## [THE EXERCISE]
Copy out every line that contains "лохии".

## [Records that describe figures]

'''

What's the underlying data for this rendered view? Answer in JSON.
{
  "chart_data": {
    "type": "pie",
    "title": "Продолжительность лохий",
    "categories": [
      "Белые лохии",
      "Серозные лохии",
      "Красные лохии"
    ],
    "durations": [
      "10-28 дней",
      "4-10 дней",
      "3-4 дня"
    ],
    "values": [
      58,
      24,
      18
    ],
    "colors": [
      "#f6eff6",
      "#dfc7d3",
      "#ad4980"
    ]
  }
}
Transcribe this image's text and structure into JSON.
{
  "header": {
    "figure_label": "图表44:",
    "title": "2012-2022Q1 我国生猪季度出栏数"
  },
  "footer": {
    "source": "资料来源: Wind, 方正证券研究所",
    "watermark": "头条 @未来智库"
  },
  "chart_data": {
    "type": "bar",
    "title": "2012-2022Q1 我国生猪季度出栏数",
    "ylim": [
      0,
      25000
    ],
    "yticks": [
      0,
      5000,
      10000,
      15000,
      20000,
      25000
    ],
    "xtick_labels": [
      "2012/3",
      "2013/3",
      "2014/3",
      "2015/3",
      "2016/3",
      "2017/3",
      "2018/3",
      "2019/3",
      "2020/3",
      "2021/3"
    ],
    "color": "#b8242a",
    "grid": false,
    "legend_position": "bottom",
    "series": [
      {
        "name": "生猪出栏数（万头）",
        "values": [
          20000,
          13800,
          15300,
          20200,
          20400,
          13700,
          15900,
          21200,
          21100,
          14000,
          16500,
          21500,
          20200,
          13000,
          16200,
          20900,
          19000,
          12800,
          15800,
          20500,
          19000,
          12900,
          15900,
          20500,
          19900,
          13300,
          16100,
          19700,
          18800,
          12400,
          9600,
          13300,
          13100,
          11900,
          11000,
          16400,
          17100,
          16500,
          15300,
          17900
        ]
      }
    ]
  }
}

'''

## [FULL SOLUTION]
      "Белые лохии",
      "Серозные лохии",
      "Красные лохии"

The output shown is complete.